Written problem
Find how many lines of the listing include the string "Ханты", and report only that figure.

Extracted records:
------------------------------------------------------------

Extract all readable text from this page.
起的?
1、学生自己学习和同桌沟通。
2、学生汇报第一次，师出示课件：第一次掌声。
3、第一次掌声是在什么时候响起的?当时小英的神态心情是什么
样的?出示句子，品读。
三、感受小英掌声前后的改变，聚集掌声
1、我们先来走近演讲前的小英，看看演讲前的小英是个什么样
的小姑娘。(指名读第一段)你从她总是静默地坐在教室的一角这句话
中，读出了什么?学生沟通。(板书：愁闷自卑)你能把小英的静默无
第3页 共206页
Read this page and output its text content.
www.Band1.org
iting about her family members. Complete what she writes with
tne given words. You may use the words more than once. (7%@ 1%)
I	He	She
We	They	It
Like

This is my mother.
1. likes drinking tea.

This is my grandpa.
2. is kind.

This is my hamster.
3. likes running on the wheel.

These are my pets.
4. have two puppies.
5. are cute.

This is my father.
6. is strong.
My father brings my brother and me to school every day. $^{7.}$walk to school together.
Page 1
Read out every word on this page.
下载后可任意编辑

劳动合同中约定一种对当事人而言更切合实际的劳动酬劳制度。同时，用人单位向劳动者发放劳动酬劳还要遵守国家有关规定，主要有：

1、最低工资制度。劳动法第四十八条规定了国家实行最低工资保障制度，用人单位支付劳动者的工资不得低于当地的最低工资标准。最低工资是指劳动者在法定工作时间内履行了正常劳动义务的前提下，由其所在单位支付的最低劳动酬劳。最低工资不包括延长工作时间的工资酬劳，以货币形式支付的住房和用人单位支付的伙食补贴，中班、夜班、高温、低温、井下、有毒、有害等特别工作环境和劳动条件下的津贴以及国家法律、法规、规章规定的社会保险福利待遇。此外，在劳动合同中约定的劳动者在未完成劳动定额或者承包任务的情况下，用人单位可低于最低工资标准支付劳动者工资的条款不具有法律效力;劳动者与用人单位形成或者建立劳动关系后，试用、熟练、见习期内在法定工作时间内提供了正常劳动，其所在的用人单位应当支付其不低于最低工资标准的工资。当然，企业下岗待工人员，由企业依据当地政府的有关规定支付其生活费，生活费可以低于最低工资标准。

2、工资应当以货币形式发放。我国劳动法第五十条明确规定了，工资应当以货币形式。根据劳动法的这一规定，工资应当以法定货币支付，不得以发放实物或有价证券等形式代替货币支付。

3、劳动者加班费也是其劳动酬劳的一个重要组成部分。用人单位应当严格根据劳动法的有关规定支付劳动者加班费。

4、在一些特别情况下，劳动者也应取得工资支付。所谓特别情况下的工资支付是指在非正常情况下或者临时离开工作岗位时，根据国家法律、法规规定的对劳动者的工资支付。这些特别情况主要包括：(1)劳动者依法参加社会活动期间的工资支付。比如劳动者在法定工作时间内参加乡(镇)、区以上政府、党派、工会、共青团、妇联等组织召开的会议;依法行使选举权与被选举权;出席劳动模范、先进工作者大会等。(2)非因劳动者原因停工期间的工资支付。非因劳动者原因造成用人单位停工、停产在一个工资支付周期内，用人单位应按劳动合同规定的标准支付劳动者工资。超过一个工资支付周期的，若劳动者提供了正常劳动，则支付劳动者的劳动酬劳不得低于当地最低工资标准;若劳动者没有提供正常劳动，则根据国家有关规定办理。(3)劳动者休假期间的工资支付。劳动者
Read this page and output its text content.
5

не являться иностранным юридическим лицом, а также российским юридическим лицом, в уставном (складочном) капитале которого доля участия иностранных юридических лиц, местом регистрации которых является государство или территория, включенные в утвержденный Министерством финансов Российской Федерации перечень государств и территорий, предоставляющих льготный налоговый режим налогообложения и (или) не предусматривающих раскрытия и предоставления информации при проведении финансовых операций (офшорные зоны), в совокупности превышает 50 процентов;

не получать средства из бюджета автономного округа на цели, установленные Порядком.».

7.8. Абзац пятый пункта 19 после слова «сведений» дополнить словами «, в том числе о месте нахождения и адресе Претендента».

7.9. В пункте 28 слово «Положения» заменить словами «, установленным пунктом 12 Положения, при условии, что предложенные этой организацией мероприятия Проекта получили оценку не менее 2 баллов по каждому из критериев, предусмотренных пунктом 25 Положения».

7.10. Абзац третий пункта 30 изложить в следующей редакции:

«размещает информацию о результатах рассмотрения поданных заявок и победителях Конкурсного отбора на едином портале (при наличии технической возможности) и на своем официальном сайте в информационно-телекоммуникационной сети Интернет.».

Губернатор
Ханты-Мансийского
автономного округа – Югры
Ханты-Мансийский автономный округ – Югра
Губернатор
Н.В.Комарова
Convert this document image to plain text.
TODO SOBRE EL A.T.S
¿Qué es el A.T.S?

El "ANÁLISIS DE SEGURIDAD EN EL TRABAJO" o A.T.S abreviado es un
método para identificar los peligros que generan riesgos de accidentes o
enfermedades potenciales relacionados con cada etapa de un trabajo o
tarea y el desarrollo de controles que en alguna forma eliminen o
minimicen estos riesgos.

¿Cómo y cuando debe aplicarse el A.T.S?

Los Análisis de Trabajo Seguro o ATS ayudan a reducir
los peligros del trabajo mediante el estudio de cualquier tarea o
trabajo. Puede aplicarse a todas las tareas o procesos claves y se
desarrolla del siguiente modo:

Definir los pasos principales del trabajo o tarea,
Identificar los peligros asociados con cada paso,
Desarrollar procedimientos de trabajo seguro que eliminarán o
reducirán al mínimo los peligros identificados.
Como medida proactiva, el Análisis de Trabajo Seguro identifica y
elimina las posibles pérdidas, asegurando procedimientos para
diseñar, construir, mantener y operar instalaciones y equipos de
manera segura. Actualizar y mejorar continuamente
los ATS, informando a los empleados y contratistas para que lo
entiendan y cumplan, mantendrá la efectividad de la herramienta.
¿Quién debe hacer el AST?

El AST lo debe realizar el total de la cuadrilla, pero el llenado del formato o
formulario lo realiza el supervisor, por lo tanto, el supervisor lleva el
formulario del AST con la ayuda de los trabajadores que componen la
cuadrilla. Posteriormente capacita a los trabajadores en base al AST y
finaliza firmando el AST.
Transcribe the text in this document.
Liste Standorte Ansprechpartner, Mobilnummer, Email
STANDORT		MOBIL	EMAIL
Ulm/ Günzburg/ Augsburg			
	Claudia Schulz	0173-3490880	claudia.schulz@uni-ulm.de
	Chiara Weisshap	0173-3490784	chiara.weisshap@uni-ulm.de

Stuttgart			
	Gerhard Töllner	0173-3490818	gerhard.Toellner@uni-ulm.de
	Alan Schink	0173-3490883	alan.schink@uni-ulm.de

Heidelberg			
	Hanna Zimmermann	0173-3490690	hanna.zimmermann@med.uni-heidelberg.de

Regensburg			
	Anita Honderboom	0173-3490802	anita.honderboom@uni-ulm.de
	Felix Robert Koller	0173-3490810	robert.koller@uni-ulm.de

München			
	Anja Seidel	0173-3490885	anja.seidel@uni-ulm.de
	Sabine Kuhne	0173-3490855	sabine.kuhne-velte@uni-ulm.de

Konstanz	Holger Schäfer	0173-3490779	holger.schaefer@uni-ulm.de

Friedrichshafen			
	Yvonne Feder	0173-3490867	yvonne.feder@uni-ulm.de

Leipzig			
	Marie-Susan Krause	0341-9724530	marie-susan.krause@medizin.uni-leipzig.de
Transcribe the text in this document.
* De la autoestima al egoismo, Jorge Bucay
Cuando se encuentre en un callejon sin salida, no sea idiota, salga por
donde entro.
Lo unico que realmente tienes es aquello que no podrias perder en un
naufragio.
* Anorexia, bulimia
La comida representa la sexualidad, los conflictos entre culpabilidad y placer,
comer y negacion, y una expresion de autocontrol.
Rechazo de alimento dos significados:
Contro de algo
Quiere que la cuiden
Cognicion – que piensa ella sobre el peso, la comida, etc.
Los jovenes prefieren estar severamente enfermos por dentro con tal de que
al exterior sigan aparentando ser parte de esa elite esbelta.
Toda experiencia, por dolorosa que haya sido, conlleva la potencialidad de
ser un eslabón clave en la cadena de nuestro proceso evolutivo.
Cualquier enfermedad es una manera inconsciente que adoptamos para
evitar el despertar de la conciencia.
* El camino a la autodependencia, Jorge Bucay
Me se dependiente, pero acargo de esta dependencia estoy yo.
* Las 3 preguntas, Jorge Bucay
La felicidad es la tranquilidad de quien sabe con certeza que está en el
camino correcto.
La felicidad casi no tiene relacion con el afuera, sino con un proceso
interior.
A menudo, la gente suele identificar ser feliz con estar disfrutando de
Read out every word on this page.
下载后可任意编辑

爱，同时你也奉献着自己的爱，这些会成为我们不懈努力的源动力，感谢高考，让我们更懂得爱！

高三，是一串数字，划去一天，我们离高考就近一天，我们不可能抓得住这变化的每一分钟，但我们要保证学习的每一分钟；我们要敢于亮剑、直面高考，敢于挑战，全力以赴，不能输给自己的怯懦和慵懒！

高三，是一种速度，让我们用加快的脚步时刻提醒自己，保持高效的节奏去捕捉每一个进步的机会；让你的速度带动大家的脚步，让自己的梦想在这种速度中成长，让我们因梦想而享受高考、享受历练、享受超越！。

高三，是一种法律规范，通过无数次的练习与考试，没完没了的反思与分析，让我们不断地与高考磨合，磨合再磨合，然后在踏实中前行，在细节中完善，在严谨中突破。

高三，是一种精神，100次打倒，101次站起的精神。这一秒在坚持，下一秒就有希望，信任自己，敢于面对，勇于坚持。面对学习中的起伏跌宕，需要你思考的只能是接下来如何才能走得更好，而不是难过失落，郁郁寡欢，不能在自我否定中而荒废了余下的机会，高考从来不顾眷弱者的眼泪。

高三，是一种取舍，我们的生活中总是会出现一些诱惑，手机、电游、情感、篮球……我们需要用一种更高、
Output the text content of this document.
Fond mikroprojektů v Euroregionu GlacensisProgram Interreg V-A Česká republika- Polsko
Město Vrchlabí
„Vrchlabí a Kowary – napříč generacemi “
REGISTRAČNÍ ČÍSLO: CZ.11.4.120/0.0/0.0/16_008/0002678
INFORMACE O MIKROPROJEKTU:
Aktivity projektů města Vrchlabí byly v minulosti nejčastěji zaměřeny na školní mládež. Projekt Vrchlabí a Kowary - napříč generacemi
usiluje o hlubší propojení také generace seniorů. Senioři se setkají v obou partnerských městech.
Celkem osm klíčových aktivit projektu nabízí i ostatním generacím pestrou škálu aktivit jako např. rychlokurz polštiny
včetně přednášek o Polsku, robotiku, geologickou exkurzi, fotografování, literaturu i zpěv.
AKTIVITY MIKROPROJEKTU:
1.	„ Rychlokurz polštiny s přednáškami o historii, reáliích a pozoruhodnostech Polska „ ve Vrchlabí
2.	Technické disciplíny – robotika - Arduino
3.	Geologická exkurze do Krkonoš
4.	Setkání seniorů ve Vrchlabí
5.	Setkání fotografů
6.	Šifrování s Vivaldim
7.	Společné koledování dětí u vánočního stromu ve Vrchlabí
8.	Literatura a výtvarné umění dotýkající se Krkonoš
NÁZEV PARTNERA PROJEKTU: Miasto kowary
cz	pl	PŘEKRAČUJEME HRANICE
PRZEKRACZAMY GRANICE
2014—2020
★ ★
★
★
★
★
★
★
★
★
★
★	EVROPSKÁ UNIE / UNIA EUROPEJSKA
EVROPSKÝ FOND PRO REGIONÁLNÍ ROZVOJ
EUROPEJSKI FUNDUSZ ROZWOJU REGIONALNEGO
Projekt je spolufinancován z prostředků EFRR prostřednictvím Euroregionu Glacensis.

------------------------------------------------------------

Solution to this problem
2